(Item position entries)
- - - -

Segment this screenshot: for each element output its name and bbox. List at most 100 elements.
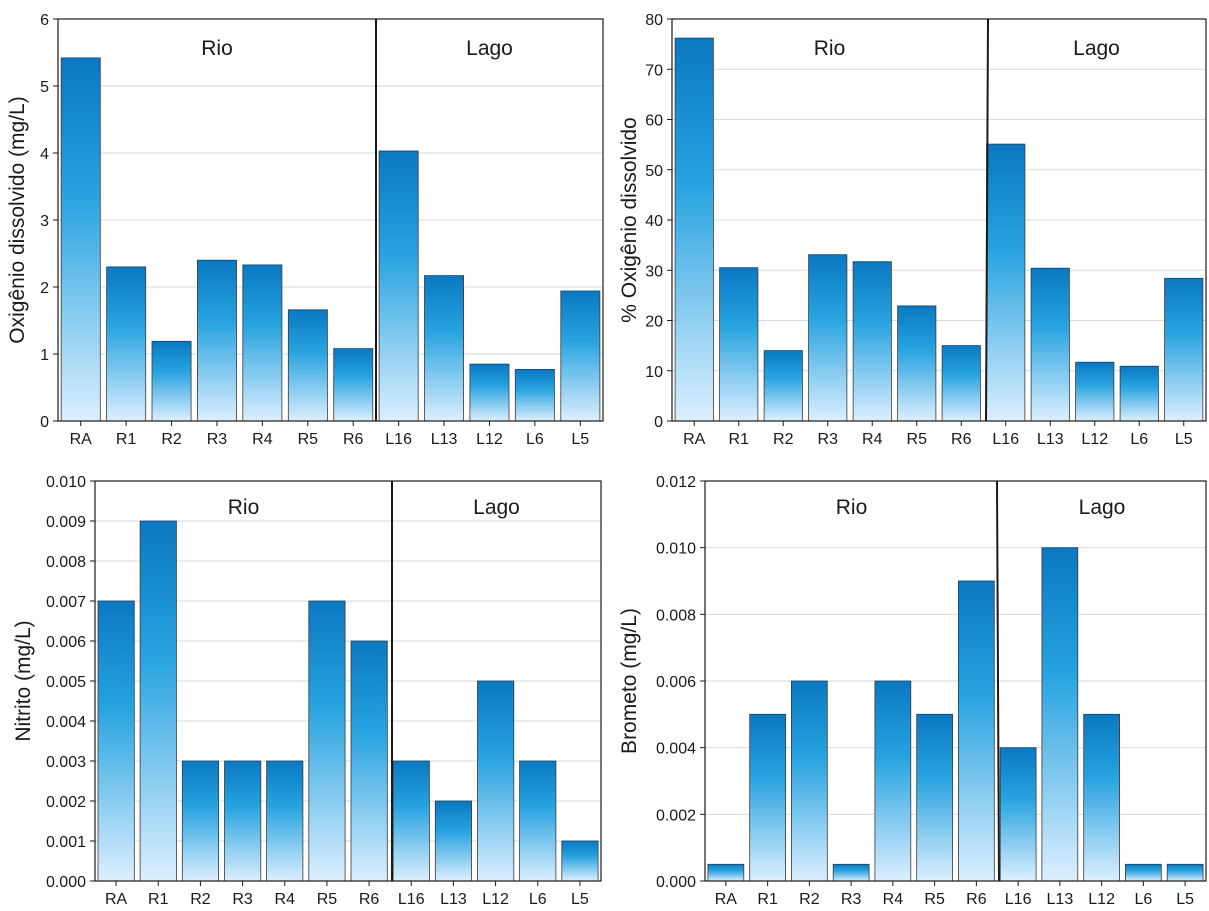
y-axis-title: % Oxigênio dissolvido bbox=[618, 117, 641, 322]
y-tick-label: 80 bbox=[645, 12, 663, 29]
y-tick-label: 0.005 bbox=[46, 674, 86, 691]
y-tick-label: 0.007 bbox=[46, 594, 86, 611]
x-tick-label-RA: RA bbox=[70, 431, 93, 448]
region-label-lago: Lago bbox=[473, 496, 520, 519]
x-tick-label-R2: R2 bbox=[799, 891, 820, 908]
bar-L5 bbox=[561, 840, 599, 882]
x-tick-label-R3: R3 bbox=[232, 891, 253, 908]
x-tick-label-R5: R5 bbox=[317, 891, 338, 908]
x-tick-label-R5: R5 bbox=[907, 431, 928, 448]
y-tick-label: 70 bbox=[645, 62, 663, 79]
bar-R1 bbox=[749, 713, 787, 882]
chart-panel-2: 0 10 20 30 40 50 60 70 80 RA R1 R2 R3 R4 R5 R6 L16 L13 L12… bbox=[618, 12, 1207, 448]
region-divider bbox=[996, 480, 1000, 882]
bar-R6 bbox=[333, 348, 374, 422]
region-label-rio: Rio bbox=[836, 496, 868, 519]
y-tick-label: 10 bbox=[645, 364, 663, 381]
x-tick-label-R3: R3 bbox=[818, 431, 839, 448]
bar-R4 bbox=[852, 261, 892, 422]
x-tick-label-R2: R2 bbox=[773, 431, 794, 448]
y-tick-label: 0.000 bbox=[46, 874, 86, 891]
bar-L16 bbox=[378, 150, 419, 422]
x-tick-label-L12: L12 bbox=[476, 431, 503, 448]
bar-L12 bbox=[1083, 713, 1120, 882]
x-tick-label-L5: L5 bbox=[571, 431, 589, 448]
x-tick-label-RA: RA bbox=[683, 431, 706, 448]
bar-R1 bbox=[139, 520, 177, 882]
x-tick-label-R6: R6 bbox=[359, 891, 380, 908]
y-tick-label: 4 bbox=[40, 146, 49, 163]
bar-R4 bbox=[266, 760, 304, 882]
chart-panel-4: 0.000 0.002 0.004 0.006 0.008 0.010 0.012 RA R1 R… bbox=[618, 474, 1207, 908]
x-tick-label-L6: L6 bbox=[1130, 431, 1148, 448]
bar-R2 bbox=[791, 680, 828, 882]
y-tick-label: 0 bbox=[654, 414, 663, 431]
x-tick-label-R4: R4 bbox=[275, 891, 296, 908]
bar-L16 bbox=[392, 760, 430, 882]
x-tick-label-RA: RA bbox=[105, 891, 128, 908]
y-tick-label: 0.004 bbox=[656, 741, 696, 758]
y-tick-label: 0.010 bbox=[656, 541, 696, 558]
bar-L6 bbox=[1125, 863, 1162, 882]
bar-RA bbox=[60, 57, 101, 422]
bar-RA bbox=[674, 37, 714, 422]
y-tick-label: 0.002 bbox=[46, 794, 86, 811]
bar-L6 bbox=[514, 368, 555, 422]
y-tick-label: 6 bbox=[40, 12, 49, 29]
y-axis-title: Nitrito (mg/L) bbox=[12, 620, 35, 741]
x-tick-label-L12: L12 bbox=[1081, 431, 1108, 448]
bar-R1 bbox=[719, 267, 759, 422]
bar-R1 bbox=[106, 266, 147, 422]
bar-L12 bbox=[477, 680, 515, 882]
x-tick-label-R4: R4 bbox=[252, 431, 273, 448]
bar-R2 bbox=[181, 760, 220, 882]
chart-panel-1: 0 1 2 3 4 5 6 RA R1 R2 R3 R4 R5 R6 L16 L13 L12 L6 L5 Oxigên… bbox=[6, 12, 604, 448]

- - - -

**REQUEST**
Copy out every line of the data above verbatim, omitting the pictures.

**OUTPUT FOR THIS EXERCISE**
Segment this screenshot: for each element output its name and bbox. List at most 100 elements.
y-axis-title: % Oxigênio dissolvido bbox=[618, 117, 641, 322]
y-tick-label: 80 bbox=[645, 12, 663, 29]
y-tick-label: 0.005 bbox=[46, 674, 86, 691]
y-tick-label: 0.007 bbox=[46, 594, 86, 611]
x-tick-label-RA: RA bbox=[70, 431, 93, 448]
region-label-lago: Lago bbox=[473, 496, 520, 519]
x-tick-label-R2: R2 bbox=[799, 891, 820, 908]
bar-L5 bbox=[561, 840, 599, 882]
x-tick-label-R3: R3 bbox=[232, 891, 253, 908]
x-tick-label-R5: R5 bbox=[317, 891, 338, 908]
x-tick-label-R5: R5 bbox=[907, 431, 928, 448]
y-tick-label: 70 bbox=[645, 62, 663, 79]
bar-R1 bbox=[749, 713, 787, 882]
chart-panel-2: 0 10 20 30 40 50 60 70 80 RA R1 R2 R3 R4 R5 R6 L16 L13 L12… bbox=[618, 12, 1207, 448]
region-divider bbox=[996, 480, 1000, 882]
bar-R6 bbox=[333, 348, 374, 422]
region-label-rio: Rio bbox=[836, 496, 868, 519]
y-tick-label: 10 bbox=[645, 364, 663, 381]
x-tick-label-R3: R3 bbox=[818, 431, 839, 448]
bar-R4 bbox=[852, 261, 892, 422]
x-tick-label-R2: R2 bbox=[773, 431, 794, 448]
y-tick-label: 0.000 bbox=[46, 874, 86, 891]
bar-L16 bbox=[378, 150, 419, 422]
x-tick-label-L12: L12 bbox=[476, 431, 503, 448]
bar-L12 bbox=[1083, 713, 1120, 882]
x-tick-label-L5: L5 bbox=[571, 431, 589, 448]
x-tick-label-RA: RA bbox=[683, 431, 706, 448]
bar-R1 bbox=[139, 520, 177, 882]
x-tick-label-R6: R6 bbox=[359, 891, 380, 908]
y-tick-label: 4 bbox=[40, 146, 49, 163]
bar-R4 bbox=[266, 760, 304, 882]
chart-panel-4: 0.000 0.002 0.004 0.006 0.008 0.010 0.012 RA R1 R… bbox=[618, 474, 1207, 908]
x-tick-label-L6: L6 bbox=[1130, 431, 1148, 448]
bar-R2 bbox=[791, 680, 828, 882]
y-tick-label: 0 bbox=[654, 414, 663, 431]
x-tick-label-R4: R4 bbox=[275, 891, 296, 908]
bar-L16 bbox=[392, 760, 430, 882]
x-tick-label-RA: RA bbox=[105, 891, 128, 908]
y-tick-label: 0.004 bbox=[656, 741, 696, 758]
y-tick-label: 0.010 bbox=[656, 541, 696, 558]
bar-L6 bbox=[1125, 863, 1162, 882]
bar-RA bbox=[60, 57, 101, 422]
bar-RA bbox=[674, 37, 714, 422]
y-tick-label: 0.002 bbox=[46, 794, 86, 811]
bar-L6 bbox=[514, 368, 555, 422]
y-tick-label: 6 bbox=[40, 12, 49, 29]
y-axis-title: Nitrito (mg/L) bbox=[12, 620, 35, 741]
x-tick-label-L12: L12 bbox=[1081, 431, 1108, 448]
bar-R1 bbox=[719, 267, 759, 422]
bar-R1 bbox=[106, 266, 147, 422]
bar-L12 bbox=[477, 680, 515, 882]
x-tick-label-R4: R4 bbox=[252, 431, 273, 448]
bar-R2 bbox=[181, 760, 220, 882]
chart-panel-1: 0 1 2 3 4 5 6 RA R1 R2 R3 R4 R5 R6 L16 L13 L12 L6 L5 Oxigên… bbox=[6, 12, 604, 448]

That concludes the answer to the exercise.